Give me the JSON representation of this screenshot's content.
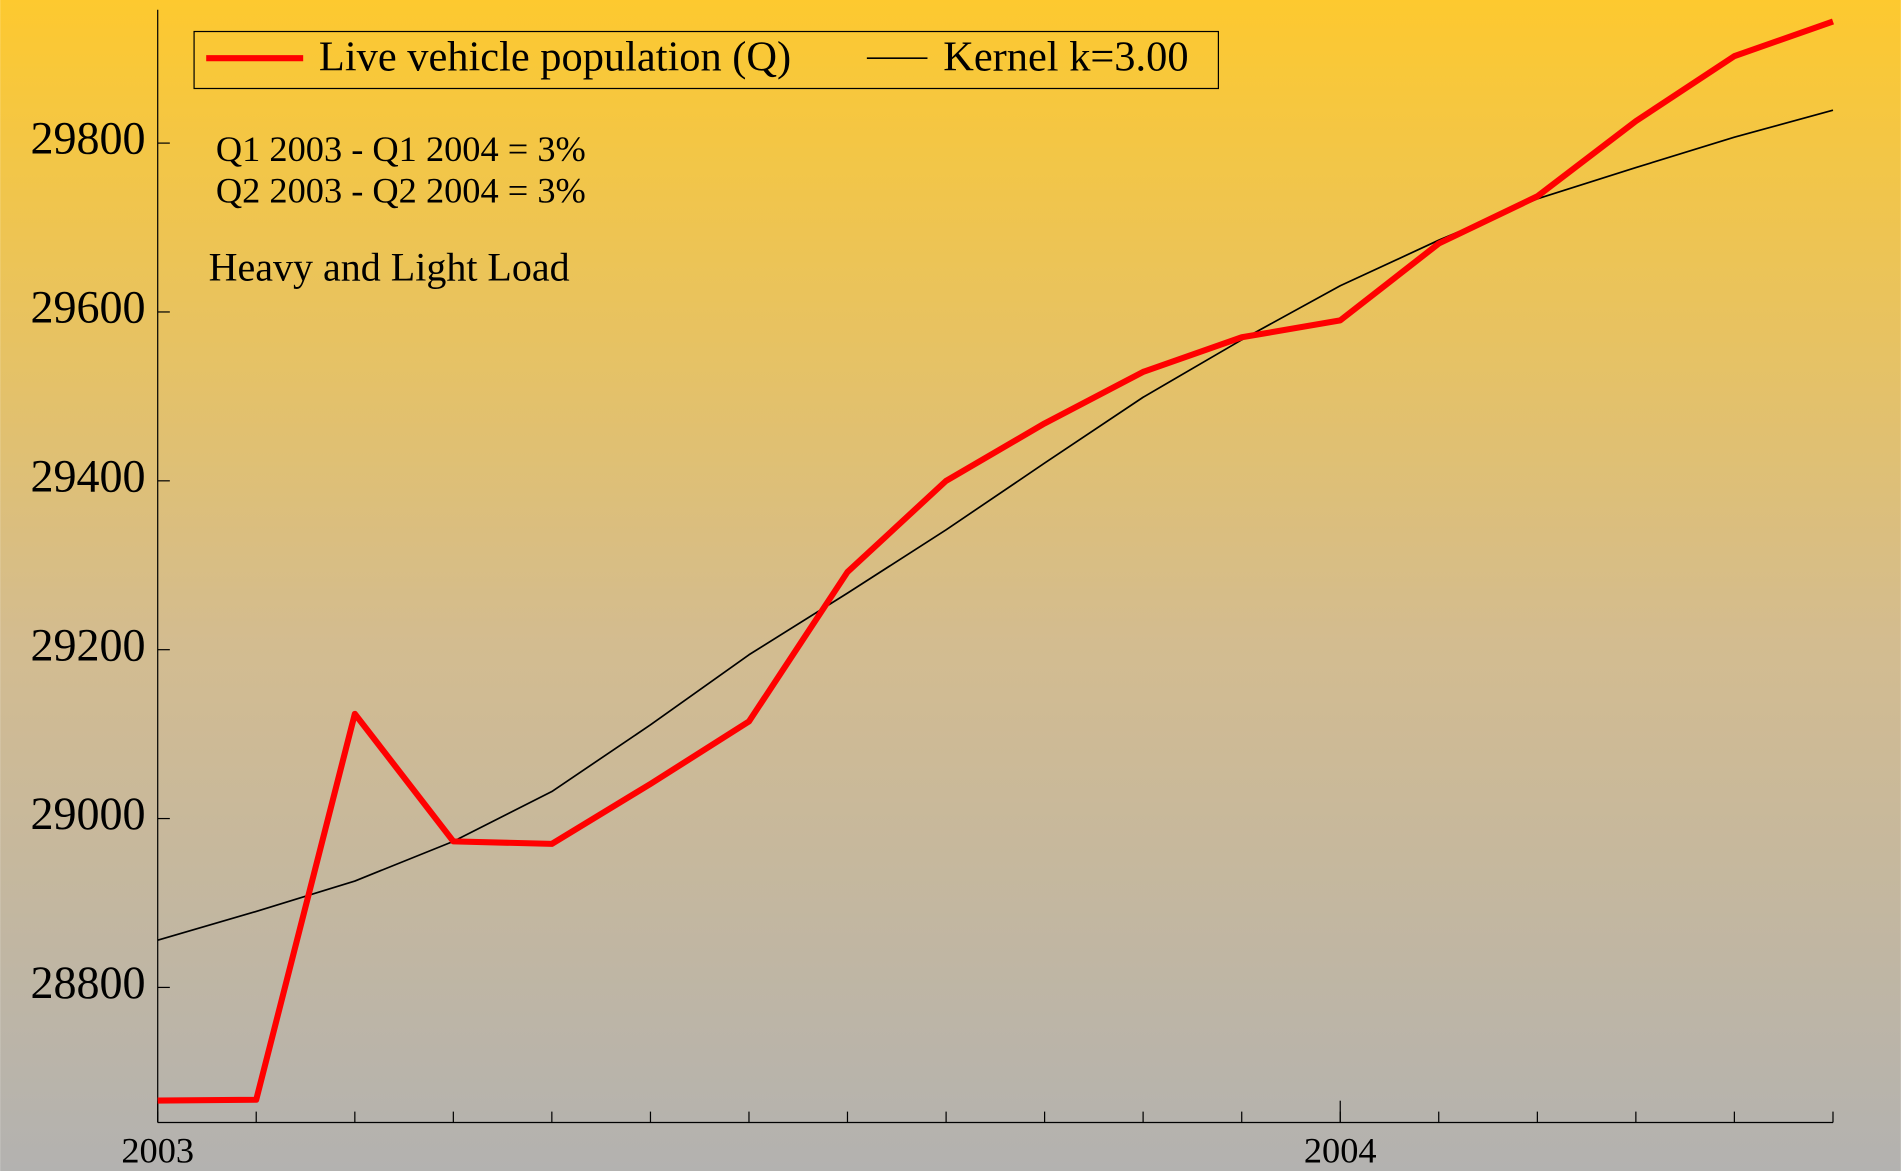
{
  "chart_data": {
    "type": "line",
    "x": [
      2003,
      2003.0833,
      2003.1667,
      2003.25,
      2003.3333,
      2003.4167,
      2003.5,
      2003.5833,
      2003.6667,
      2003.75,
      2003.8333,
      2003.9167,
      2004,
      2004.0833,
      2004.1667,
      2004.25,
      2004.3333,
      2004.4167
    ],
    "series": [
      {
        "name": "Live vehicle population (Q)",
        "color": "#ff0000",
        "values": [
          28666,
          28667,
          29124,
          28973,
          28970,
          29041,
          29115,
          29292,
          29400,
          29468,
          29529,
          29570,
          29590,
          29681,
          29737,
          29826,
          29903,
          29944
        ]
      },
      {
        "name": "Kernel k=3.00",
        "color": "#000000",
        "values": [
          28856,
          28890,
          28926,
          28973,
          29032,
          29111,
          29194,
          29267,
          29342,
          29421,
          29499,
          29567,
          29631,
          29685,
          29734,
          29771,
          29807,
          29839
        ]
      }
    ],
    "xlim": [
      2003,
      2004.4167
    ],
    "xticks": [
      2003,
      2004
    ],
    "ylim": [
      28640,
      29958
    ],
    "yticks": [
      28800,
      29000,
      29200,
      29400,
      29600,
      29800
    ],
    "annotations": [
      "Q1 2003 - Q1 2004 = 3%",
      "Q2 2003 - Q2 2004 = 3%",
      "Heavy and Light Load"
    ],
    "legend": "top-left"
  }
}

→ Required work
Output every entry verbatim. Pictures do not belong in the copy.

→ Solution for this problem
Give me the JSON representation of this screenshot's content.
{
  "chart_data": {
    "type": "line",
    "x": [
      2003,
      2003.0833,
      2003.1667,
      2003.25,
      2003.3333,
      2003.4167,
      2003.5,
      2003.5833,
      2003.6667,
      2003.75,
      2003.8333,
      2003.9167,
      2004,
      2004.0833,
      2004.1667,
      2004.25,
      2004.3333,
      2004.4167
    ],
    "series": [
      {
        "name": "Live vehicle population (Q)",
        "color": "#ff0000",
        "values": [
          28666,
          28667,
          29124,
          28973,
          28970,
          29041,
          29115,
          29292,
          29400,
          29468,
          29529,
          29570,
          29590,
          29681,
          29737,
          29826,
          29903,
          29944
        ]
      },
      {
        "name": "Kernel k=3.00",
        "color": "#000000",
        "values": [
          28856,
          28890,
          28926,
          28973,
          29032,
          29111,
          29194,
          29267,
          29342,
          29421,
          29499,
          29567,
          29631,
          29685,
          29734,
          29771,
          29807,
          29839
        ]
      }
    ],
    "xlim": [
      2003,
      2004.4167
    ],
    "xticks": [
      2003,
      2004
    ],
    "ylim": [
      28640,
      29958
    ],
    "yticks": [
      28800,
      29000,
      29200,
      29400,
      29600,
      29800
    ],
    "annotations": [
      "Q1 2003 - Q1 2004 = 3%",
      "Q2 2003 - Q2 2004 = 3%",
      "Heavy and Light Load"
    ],
    "legend": "top-left"
  }
}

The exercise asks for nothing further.